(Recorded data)
.....

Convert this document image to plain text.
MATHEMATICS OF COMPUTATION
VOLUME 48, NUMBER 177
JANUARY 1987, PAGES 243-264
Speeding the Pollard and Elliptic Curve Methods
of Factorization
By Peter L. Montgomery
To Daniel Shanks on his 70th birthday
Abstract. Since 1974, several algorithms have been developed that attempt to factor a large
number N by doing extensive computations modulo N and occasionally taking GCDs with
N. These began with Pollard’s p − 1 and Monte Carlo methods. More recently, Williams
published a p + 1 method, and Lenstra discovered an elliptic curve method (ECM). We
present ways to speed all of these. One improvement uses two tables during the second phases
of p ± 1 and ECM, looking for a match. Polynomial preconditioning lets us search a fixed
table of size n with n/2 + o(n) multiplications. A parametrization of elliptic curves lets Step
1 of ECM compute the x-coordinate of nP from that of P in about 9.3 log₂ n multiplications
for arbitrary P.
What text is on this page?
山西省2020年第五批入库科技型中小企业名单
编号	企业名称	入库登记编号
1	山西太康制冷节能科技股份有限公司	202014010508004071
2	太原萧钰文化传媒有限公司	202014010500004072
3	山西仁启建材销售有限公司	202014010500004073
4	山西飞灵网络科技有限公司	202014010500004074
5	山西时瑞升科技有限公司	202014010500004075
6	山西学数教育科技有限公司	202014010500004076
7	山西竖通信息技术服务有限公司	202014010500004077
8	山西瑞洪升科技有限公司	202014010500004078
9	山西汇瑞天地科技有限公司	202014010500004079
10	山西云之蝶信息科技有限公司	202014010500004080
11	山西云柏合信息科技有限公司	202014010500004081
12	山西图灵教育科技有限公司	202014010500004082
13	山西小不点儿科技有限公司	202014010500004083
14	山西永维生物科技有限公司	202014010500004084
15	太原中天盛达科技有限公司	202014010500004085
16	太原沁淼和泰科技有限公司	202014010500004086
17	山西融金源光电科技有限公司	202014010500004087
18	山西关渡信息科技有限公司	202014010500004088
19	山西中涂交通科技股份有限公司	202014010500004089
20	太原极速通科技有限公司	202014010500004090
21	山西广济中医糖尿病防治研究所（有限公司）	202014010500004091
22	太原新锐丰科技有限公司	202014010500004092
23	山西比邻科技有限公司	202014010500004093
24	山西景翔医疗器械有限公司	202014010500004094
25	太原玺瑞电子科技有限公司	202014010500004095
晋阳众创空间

.....

Every record above should be output exactly.

## Response for this exercise
Convert this document image to plain text.
MATHEMATICS OF COMPUTATION
VOLUME 48, NUMBER 177
JANUARY 1987, PAGES 243-264
Speeding the Pollard and Elliptic Curve Methods
of Factorization
By Peter L. Montgomery
To Daniel Shanks on his 70th birthday
Abstract. Since 1974, several algorithms have been developed that attempt to factor a large
number N by doing extensive computations modulo N and occasionally taking GCDs with
N. These began with Pollard’s p − 1 and Monte Carlo methods. More recently, Williams
published a p + 1 method, and Lenstra discovered an elliptic curve method (ECM). We
present ways to speed all of these. One improvement uses two tables during the second phases
of p ± 1 and ECM, looking for a match. Polynomial preconditioning lets us search a fixed
table of size n with n/2 + o(n) multiplications. A parametrization of elliptic curves lets Step
1 of ECM compute the x-coordinate of nP from that of P in about 9.3 log₂ n multiplications
for arbitrary P.
What text is on this page?
山西省2020年第五批入库科技型中小企业名单
编号	企业名称	入库登记编号
1	山西太康制冷节能科技股份有限公司	202014010508004071
2	太原萧钰文化传媒有限公司	202014010500004072
3	山西仁启建材销售有限公司	202014010500004073
4	山西飞灵网络科技有限公司	202014010500004074
5	山西时瑞升科技有限公司	202014010500004075
6	山西学数教育科技有限公司	202014010500004076
7	山西竖通信息技术服务有限公司	202014010500004077
8	山西瑞洪升科技有限公司	202014010500004078
9	山西汇瑞天地科技有限公司	202014010500004079
10	山西云之蝶信息科技有限公司	202014010500004080
11	山西云柏合信息科技有限公司	202014010500004081
12	山西图灵教育科技有限公司	202014010500004082
13	山西小不点儿科技有限公司	202014010500004083
14	山西永维生物科技有限公司	202014010500004084
15	太原中天盛达科技有限公司	202014010500004085
16	太原沁淼和泰科技有限公司	202014010500004086
17	山西融金源光电科技有限公司	202014010500004087
18	山西关渡信息科技有限公司	202014010500004088
19	山西中涂交通科技股份有限公司	202014010500004089
20	太原极速通科技有限公司	202014010500004090
21	山西广济中医糖尿病防治研究所（有限公司）	202014010500004091
22	太原新锐丰科技有限公司	202014010500004092
23	山西比邻科技有限公司	202014010500004093
24	山西景翔医疗器械有限公司	202014010500004094
25	太原玺瑞电子科技有限公司	202014010500004095
晋阳众创空间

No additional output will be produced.